→ **WHAT IS REQUIRED**
Pictures stay out of the copy; set down each line of the listing below exactly.

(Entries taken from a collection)
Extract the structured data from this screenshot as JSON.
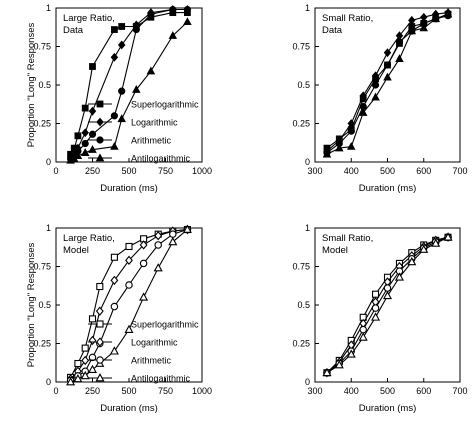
{
  "chart_data": [
    {
      "type": "line",
      "title": "Large Ratio, Data",
      "xlabel": "Duration (ms)",
      "ylabel": "Proportion \"Long\" Responses",
      "xlim": [
        0,
        1000
      ],
      "ylim": [
        0,
        1
      ],
      "xticks": [
        "0",
        "250",
        "500",
        "750",
        "1000"
      ],
      "yticks": [
        "0",
        "0.25",
        "0.5",
        "0.75",
        "1"
      ],
      "x": [
        100,
        125,
        150,
        200,
        250,
        400,
        450,
        550,
        650,
        800,
        900
      ],
      "series": [
        {
          "name": "Superlogarithmic",
          "marker": "filled-square",
          "values": [
            0.05,
            0.09,
            0.17,
            0.35,
            0.62,
            0.86,
            0.88,
            0.88,
            0.94,
            0.97,
            0.97
          ]
        },
        {
          "name": "Logarithmic",
          "marker": "filled-diamond",
          "values": [
            0.04,
            0.06,
            0.09,
            0.19,
            0.33,
            0.68,
            0.76,
            0.89,
            0.97,
            0.99,
            0.99
          ]
        },
        {
          "name": "Arithmetic",
          "marker": "filled-circle",
          "values": [
            0.02,
            0.05,
            0.07,
            0.12,
            0.18,
            0.3,
            0.46,
            0.86,
            0.96,
            0.99,
            0.99
          ]
        },
        {
          "name": "Antilogarithmic",
          "marker": "filled-triangle",
          "values": [
            0.01,
            0.02,
            0.04,
            0.06,
            0.08,
            0.1,
            0.28,
            0.47,
            0.59,
            0.82,
            0.91
          ]
        }
      ],
      "legend": {
        "position": "bottom-right"
      }
    },
    {
      "type": "line",
      "title": "Small Ratio, Data",
      "xlabel": "Duration (ms)",
      "ylabel": "",
      "xlim": [
        300,
        700
      ],
      "ylim": [
        0,
        1
      ],
      "xticks": [
        "300",
        "400",
        "500",
        "600",
        "700"
      ],
      "yticks": [
        "0",
        "0.25",
        "0.5",
        "0.75",
        "1"
      ],
      "x": [
        333,
        367,
        400,
        433,
        467,
        500,
        533,
        567,
        600,
        633,
        667
      ],
      "series": [
        {
          "marker": "filled-square",
          "values": [
            0.09,
            0.15,
            0.21,
            0.41,
            0.54,
            0.63,
            0.77,
            0.88,
            0.9,
            0.93,
            0.96
          ]
        },
        {
          "marker": "filled-diamond",
          "values": [
            0.07,
            0.14,
            0.25,
            0.43,
            0.56,
            0.71,
            0.82,
            0.92,
            0.94,
            0.96,
            0.97
          ]
        },
        {
          "marker": "filled-circle",
          "values": [
            0.06,
            0.12,
            0.2,
            0.36,
            0.5,
            0.63,
            0.78,
            0.85,
            0.9,
            0.93,
            0.95
          ]
        },
        {
          "marker": "filled-triangle",
          "values": [
            0.05,
            0.09,
            0.1,
            0.32,
            0.42,
            0.55,
            0.67,
            0.85,
            0.87,
            0.93,
            0.96
          ]
        }
      ]
    },
    {
      "type": "line",
      "title": "Large Ratio, Model",
      "xlabel": "Duration (ms)",
      "ylabel": "Proportion \"Long\" Responses",
      "xlim": [
        0,
        1000
      ],
      "ylim": [
        0,
        1
      ],
      "xticks": [
        "0",
        "250",
        "500",
        "750",
        "1000"
      ],
      "yticks": [
        "0",
        "0.25",
        "0.5",
        "0.75",
        "1"
      ],
      "x": [
        100,
        150,
        200,
        250,
        300,
        400,
        500,
        600,
        700,
        800,
        900
      ],
      "series": [
        {
          "name": "Superlogarithmic",
          "marker": "open-square",
          "values": [
            0.03,
            0.12,
            0.22,
            0.41,
            0.62,
            0.81,
            0.88,
            0.93,
            0.96,
            0.98,
            0.99
          ]
        },
        {
          "name": "Logarithmic",
          "marker": "open-diamond",
          "values": [
            0.02,
            0.07,
            0.14,
            0.27,
            0.46,
            0.66,
            0.79,
            0.89,
            0.95,
            0.98,
            0.99
          ]
        },
        {
          "name": "Arithmetic",
          "marker": "open-circle",
          "values": [
            0.01,
            0.04,
            0.07,
            0.16,
            0.25,
            0.49,
            0.63,
            0.77,
            0.89,
            0.96,
            0.99
          ]
        },
        {
          "name": "Antilogarithmic",
          "marker": "open-triangle",
          "values": [
            0.0,
            0.02,
            0.04,
            0.08,
            0.12,
            0.2,
            0.34,
            0.55,
            0.74,
            0.91,
            0.99
          ]
        }
      ],
      "legend": {
        "position": "bottom-right"
      }
    },
    {
      "type": "line",
      "title": "Small Ratio, Model",
      "xlabel": "Duration (ms)",
      "ylabel": "",
      "xlim": [
        300,
        700
      ],
      "ylim": [
        0,
        1
      ],
      "xticks": [
        "300",
        "400",
        "500",
        "600",
        "700"
      ],
      "yticks": [
        "0",
        "0.25",
        "0.5",
        "0.75",
        "1"
      ],
      "x": [
        333,
        367,
        400,
        433,
        467,
        500,
        533,
        567,
        600,
        633,
        667
      ],
      "series": [
        {
          "marker": "open-square",
          "values": [
            0.06,
            0.14,
            0.27,
            0.42,
            0.57,
            0.68,
            0.77,
            0.84,
            0.89,
            0.92,
            0.94
          ]
        },
        {
          "marker": "open-diamond",
          "values": [
            0.06,
            0.13,
            0.24,
            0.38,
            0.52,
            0.65,
            0.75,
            0.82,
            0.88,
            0.92,
            0.94
          ]
        },
        {
          "marker": "open-circle",
          "values": [
            0.06,
            0.12,
            0.2,
            0.34,
            0.48,
            0.61,
            0.72,
            0.8,
            0.87,
            0.91,
            0.94
          ]
        },
        {
          "marker": "open-triangle",
          "values": [
            0.06,
            0.11,
            0.18,
            0.29,
            0.42,
            0.56,
            0.68,
            0.78,
            0.86,
            0.9,
            0.94
          ]
        }
      ]
    }
  ]
}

→ **EXERCISE OUTPUT**
Extract the structured data from this screenshot as JSON.
{
  "chart_data": [
    {
      "type": "line",
      "title": "Large Ratio, Data",
      "xlabel": "Duration (ms)",
      "ylabel": "Proportion \"Long\" Responses",
      "xlim": [
        0,
        1000
      ],
      "ylim": [
        0,
        1
      ],
      "xticks": [
        "0",
        "250",
        "500",
        "750",
        "1000"
      ],
      "yticks": [
        "0",
        "0.25",
        "0.5",
        "0.75",
        "1"
      ],
      "x": [
        100,
        125,
        150,
        200,
        250,
        400,
        450,
        550,
        650,
        800,
        900
      ],
      "series": [
        {
          "name": "Superlogarithmic",
          "marker": "filled-square",
          "values": [
            0.05,
            0.09,
            0.17,
            0.35,
            0.62,
            0.86,
            0.88,
            0.88,
            0.94,
            0.97,
            0.97
          ]
        },
        {
          "name": "Logarithmic",
          "marker": "filled-diamond",
          "values": [
            0.04,
            0.06,
            0.09,
            0.19,
            0.33,
            0.68,
            0.76,
            0.89,
            0.97,
            0.99,
            0.99
          ]
        },
        {
          "name": "Arithmetic",
          "marker": "filled-circle",
          "values": [
            0.02,
            0.05,
            0.07,
            0.12,
            0.18,
            0.3,
            0.46,
            0.86,
            0.96,
            0.99,
            0.99
          ]
        },
        {
          "name": "Antilogarithmic",
          "marker": "filled-triangle",
          "values": [
            0.01,
            0.02,
            0.04,
            0.06,
            0.08,
            0.1,
            0.28,
            0.47,
            0.59,
            0.82,
            0.91
          ]
        }
      ],
      "legend": {
        "position": "bottom-right"
      }
    },
    {
      "type": "line",
      "title": "Small Ratio, Data",
      "xlabel": "Duration (ms)",
      "ylabel": "",
      "xlim": [
        300,
        700
      ],
      "ylim": [
        0,
        1
      ],
      "xticks": [
        "300",
        "400",
        "500",
        "600",
        "700"
      ],
      "yticks": [
        "0",
        "0.25",
        "0.5",
        "0.75",
        "1"
      ],
      "x": [
        333,
        367,
        400,
        433,
        467,
        500,
        533,
        567,
        600,
        633,
        667
      ],
      "series": [
        {
          "marker": "filled-square",
          "values": [
            0.09,
            0.15,
            0.21,
            0.41,
            0.54,
            0.63,
            0.77,
            0.88,
            0.9,
            0.93,
            0.96
          ]
        },
        {
          "marker": "filled-diamond",
          "values": [
            0.07,
            0.14,
            0.25,
            0.43,
            0.56,
            0.71,
            0.82,
            0.92,
            0.94,
            0.96,
            0.97
          ]
        },
        {
          "marker": "filled-circle",
          "values": [
            0.06,
            0.12,
            0.2,
            0.36,
            0.5,
            0.63,
            0.78,
            0.85,
            0.9,
            0.93,
            0.95
          ]
        },
        {
          "marker": "filled-triangle",
          "values": [
            0.05,
            0.09,
            0.1,
            0.32,
            0.42,
            0.55,
            0.67,
            0.85,
            0.87,
            0.93,
            0.96
          ]
        }
      ]
    },
    {
      "type": "line",
      "title": "Large Ratio, Model",
      "xlabel": "Duration (ms)",
      "ylabel": "Proportion \"Long\" Responses",
      "xlim": [
        0,
        1000
      ],
      "ylim": [
        0,
        1
      ],
      "xticks": [
        "0",
        "250",
        "500",
        "750",
        "1000"
      ],
      "yticks": [
        "0",
        "0.25",
        "0.5",
        "0.75",
        "1"
      ],
      "x": [
        100,
        150,
        200,
        250,
        300,
        400,
        500,
        600,
        700,
        800,
        900
      ],
      "series": [
        {
          "name": "Superlogarithmic",
          "marker": "open-square",
          "values": [
            0.03,
            0.12,
            0.22,
            0.41,
            0.62,
            0.81,
            0.88,
            0.93,
            0.96,
            0.98,
            0.99
          ]
        },
        {
          "name": "Logarithmic",
          "marker": "open-diamond",
          "values": [
            0.02,
            0.07,
            0.14,
            0.27,
            0.46,
            0.66,
            0.79,
            0.89,
            0.95,
            0.98,
            0.99
          ]
        },
        {
          "name": "Arithmetic",
          "marker": "open-circle",
          "values": [
            0.01,
            0.04,
            0.07,
            0.16,
            0.25,
            0.49,
            0.63,
            0.77,
            0.89,
            0.96,
            0.99
          ]
        },
        {
          "name": "Antilogarithmic",
          "marker": "open-triangle",
          "values": [
            0.0,
            0.02,
            0.04,
            0.08,
            0.12,
            0.2,
            0.34,
            0.55,
            0.74,
            0.91,
            0.99
          ]
        }
      ],
      "legend": {
        "position": "bottom-right"
      }
    },
    {
      "type": "line",
      "title": "Small Ratio, Model",
      "xlabel": "Duration (ms)",
      "ylabel": "",
      "xlim": [
        300,
        700
      ],
      "ylim": [
        0,
        1
      ],
      "xticks": [
        "300",
        "400",
        "500",
        "600",
        "700"
      ],
      "yticks": [
        "0",
        "0.25",
        "0.5",
        "0.75",
        "1"
      ],
      "x": [
        333,
        367,
        400,
        433,
        467,
        500,
        533,
        567,
        600,
        633,
        667
      ],
      "series": [
        {
          "marker": "open-square",
          "values": [
            0.06,
            0.14,
            0.27,
            0.42,
            0.57,
            0.68,
            0.77,
            0.84,
            0.89,
            0.92,
            0.94
          ]
        },
        {
          "marker": "open-diamond",
          "values": [
            0.06,
            0.13,
            0.24,
            0.38,
            0.52,
            0.65,
            0.75,
            0.82,
            0.88,
            0.92,
            0.94
          ]
        },
        {
          "marker": "open-circle",
          "values": [
            0.06,
            0.12,
            0.2,
            0.34,
            0.48,
            0.61,
            0.72,
            0.8,
            0.87,
            0.91,
            0.94
          ]
        },
        {
          "marker": "open-triangle",
          "values": [
            0.06,
            0.11,
            0.18,
            0.29,
            0.42,
            0.56,
            0.68,
            0.78,
            0.86,
            0.9,
            0.94
          ]
        }
      ]
    }
  ]
}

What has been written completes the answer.